Exercise
Show all lines from the data that include the word "ethanoate".

Exercise data
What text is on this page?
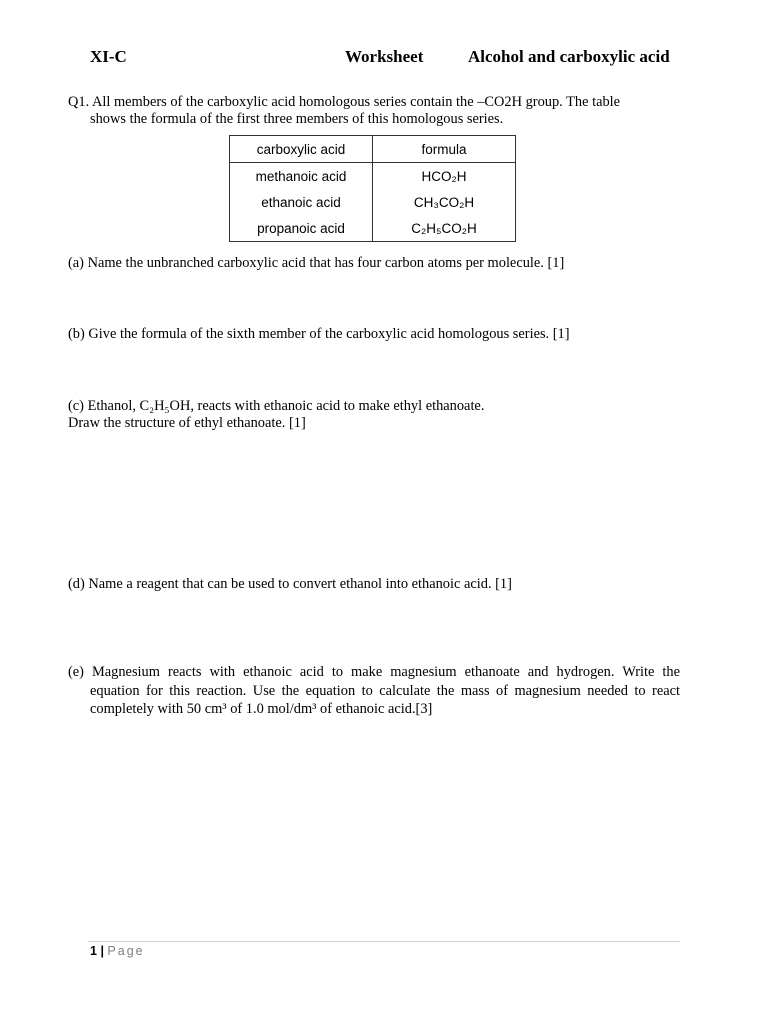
XI-C	Worksheet	Alcohol and carboxylic acid
Q1. All members of the carboxylic acid homologous series contain the –CO2H group. The table
shows the formula of the first three members of this homologous series.
carboxylic acid	formula
methanoic acid	HCO₂H
ethanoic acid	CH₃CO₂H
propanoic acid	C₂H₅CO₂H
(a) Name the unbranched carboxylic acid that has four carbon atoms per molecule. [1]
(b) Give the formula of the sixth member of the carboxylic acid homologous series. [1]
(c) Ethanol, C₂H₅OH, reacts with ethanoic acid to make ethyl ethanoate.
Draw the structure of ethyl ethanoate. [1]
(d) Name a reagent that can be used to convert ethanol into ethanoic acid. [1]
(e) Magnesium reacts with ethanoic acid to make magnesium ethanoate and hydrogen. Write the
equation for this reaction. Use the equation to calculate the mass of magnesium needed to react
completely with 50 cm³ of 1.0 mol/dm³ of ethanoic acid.[3]
1 | Page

The completed task
(c) Ethanol, C₂H₅OH, reacts with ethanoic acid to make ethyl ethanoate.
Draw the structure of ethyl ethanoate. [1]
(e) Magnesium reacts with ethanoic acid to make magnesium ethanoate and hydrogen. Write the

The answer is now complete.